Collected data entries
%%
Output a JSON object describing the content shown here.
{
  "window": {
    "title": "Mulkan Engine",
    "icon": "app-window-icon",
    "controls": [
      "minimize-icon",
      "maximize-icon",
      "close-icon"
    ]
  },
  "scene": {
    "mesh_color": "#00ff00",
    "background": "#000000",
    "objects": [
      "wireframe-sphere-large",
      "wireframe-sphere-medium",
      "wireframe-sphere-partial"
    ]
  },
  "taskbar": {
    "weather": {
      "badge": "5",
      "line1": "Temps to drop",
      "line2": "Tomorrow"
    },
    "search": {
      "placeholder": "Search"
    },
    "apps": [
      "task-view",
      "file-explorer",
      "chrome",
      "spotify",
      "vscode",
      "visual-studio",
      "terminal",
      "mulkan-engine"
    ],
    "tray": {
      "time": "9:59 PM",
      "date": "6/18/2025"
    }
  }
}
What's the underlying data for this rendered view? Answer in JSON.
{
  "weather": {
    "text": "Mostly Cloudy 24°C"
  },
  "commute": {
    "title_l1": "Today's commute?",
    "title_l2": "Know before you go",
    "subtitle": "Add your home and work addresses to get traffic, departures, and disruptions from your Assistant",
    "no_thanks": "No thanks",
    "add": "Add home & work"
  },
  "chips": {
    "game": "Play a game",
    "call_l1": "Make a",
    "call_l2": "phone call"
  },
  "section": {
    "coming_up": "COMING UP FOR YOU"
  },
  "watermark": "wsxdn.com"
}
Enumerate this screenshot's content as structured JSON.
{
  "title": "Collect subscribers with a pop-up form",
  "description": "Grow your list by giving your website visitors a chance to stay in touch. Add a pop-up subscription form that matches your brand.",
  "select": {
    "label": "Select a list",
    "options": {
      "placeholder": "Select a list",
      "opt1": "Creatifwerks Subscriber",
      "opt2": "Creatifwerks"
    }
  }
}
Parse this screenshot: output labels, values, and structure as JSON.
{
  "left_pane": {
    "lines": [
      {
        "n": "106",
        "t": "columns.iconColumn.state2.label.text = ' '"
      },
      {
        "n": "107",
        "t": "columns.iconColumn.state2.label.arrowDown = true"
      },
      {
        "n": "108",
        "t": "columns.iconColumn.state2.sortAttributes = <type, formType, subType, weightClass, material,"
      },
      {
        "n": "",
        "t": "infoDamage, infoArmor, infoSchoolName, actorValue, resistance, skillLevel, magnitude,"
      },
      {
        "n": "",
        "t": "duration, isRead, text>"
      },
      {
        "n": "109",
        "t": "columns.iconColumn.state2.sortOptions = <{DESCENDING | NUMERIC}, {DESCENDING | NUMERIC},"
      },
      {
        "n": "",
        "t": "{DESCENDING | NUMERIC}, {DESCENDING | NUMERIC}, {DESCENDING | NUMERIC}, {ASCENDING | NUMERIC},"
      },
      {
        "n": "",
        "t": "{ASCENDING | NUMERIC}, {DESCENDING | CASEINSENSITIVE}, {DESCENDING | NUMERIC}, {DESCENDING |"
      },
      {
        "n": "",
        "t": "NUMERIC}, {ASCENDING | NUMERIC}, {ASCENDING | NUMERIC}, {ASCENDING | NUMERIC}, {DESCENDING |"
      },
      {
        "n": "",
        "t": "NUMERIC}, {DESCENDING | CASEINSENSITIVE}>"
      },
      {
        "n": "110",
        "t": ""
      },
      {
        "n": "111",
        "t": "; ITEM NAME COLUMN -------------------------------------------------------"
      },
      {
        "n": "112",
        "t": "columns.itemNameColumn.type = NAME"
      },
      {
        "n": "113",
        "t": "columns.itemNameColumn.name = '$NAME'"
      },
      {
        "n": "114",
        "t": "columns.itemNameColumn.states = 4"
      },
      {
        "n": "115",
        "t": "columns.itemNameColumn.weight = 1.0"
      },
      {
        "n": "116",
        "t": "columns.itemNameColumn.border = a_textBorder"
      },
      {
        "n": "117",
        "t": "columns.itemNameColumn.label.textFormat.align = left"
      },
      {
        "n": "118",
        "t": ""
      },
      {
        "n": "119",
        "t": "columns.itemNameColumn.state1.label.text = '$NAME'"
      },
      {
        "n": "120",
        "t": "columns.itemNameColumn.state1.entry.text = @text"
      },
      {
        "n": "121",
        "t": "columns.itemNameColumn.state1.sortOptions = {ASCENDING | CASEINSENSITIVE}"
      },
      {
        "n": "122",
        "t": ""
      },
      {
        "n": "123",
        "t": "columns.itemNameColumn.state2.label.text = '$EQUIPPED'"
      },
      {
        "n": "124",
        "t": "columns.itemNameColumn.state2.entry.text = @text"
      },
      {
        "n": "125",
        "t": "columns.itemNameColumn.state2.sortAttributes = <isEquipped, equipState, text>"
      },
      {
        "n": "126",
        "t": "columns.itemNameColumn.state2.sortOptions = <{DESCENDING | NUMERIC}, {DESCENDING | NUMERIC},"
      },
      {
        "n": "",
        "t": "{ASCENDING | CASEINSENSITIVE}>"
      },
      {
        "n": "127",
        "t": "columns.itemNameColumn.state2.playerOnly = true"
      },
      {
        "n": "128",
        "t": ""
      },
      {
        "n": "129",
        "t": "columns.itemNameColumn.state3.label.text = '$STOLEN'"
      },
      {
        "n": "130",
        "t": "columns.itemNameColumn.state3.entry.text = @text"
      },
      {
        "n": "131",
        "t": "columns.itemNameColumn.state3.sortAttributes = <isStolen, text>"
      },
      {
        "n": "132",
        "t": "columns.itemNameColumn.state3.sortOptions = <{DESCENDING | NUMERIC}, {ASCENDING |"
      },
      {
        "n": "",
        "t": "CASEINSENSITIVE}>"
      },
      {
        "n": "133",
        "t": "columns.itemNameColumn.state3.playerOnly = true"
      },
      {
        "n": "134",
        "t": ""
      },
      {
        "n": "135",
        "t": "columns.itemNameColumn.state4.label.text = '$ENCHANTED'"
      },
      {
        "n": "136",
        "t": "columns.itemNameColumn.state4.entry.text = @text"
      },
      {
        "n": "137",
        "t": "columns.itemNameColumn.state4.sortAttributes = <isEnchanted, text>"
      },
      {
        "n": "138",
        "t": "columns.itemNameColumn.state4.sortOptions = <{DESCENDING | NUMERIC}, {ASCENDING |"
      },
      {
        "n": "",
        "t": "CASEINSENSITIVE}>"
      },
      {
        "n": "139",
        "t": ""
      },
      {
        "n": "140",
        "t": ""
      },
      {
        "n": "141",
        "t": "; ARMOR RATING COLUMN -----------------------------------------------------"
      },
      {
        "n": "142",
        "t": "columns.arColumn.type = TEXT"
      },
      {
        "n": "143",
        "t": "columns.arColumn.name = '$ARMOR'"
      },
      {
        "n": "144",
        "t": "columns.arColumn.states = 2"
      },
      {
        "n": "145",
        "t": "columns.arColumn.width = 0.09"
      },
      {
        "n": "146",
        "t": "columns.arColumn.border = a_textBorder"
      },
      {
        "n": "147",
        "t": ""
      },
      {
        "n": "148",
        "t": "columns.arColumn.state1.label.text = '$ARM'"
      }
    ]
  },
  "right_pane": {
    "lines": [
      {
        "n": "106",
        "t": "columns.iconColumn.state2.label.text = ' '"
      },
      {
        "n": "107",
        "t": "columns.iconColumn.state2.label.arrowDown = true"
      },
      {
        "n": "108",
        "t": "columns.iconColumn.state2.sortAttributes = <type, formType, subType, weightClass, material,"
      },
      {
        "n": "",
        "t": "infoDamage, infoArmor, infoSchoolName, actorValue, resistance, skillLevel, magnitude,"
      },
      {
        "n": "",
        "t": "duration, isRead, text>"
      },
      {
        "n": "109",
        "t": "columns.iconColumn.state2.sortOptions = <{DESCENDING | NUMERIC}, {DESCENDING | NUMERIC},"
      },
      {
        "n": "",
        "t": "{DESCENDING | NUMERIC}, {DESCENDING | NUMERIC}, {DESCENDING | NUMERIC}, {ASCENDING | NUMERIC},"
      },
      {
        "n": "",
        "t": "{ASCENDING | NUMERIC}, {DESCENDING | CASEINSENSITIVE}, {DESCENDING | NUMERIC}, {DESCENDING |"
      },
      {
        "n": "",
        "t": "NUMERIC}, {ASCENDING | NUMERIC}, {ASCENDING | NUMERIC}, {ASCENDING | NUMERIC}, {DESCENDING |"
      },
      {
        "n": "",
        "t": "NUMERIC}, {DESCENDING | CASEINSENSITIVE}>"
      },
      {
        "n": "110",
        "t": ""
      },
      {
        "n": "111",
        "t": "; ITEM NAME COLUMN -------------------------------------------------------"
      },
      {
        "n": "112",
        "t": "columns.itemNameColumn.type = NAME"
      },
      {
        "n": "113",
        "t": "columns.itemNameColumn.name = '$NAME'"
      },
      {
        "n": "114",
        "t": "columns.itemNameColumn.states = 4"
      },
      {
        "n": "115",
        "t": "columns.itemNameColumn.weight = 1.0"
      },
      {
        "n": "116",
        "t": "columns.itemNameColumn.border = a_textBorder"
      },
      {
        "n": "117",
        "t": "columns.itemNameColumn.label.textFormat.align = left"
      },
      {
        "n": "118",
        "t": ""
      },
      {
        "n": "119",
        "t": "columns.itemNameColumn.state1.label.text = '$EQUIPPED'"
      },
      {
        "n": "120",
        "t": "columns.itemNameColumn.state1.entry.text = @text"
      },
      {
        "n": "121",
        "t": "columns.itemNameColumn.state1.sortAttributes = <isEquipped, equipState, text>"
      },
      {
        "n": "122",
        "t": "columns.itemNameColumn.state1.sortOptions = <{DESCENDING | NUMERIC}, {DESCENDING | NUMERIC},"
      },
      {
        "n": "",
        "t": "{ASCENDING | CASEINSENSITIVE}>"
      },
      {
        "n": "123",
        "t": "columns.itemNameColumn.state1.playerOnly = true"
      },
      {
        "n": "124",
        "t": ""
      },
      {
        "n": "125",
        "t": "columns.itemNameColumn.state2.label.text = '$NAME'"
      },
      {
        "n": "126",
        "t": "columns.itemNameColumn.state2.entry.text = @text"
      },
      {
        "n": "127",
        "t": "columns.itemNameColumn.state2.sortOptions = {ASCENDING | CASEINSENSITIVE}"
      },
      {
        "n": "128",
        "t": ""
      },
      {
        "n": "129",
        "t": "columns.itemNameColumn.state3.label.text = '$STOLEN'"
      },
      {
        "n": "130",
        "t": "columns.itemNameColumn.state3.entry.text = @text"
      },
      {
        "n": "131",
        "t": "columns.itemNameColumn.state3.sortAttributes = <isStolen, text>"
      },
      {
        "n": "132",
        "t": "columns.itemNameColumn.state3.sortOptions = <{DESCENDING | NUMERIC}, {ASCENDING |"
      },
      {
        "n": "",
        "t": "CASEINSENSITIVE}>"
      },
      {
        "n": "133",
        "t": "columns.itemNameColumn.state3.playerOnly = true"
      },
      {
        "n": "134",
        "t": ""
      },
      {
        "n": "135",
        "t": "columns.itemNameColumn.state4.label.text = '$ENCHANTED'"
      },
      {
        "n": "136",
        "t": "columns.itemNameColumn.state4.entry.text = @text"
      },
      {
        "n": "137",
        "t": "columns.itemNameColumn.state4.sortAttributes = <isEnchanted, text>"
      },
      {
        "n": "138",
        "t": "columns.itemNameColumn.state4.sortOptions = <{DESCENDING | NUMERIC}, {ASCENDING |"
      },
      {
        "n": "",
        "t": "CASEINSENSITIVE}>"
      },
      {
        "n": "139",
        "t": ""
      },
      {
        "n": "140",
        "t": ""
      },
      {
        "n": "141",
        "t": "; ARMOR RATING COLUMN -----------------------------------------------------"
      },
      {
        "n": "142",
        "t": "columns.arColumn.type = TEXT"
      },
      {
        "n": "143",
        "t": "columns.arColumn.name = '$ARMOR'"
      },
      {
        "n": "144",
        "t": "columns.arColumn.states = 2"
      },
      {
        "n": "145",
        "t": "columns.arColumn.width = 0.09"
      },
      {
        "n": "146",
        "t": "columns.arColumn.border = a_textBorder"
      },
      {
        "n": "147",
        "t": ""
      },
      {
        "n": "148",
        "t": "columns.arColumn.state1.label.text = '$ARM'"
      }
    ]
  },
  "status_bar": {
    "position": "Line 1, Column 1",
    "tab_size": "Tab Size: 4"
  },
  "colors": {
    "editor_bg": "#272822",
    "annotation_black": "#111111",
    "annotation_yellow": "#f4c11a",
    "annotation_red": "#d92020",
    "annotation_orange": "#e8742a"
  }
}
%%
### Exercise description:
Filter out every line that lacks the word "content", and copy the rest.

### Complete answer:
Output a JSON object describing the content shown here.
Enumerate this screenshot's content as structured JSON.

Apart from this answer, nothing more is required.